Brief: Search the listing for the string "Colisão" and copy every line that contains it.

[Recorded data]

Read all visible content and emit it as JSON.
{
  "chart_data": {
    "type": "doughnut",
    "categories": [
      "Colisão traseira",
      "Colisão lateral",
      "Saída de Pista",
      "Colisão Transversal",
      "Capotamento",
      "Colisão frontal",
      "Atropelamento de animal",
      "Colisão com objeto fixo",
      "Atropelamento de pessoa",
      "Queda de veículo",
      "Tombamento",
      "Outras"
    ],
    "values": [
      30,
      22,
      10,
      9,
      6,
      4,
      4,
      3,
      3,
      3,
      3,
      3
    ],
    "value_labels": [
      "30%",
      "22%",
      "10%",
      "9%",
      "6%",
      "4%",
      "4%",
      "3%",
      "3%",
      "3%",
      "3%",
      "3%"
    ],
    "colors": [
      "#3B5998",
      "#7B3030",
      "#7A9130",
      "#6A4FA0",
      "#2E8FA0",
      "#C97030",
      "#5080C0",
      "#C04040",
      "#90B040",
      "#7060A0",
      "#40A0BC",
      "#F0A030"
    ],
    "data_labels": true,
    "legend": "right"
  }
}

Output below:
      "Colisão traseira",
      "Colisão lateral",
      "Colisão Transversal",
      "Colisão frontal",
      "Colisão com objeto fixo",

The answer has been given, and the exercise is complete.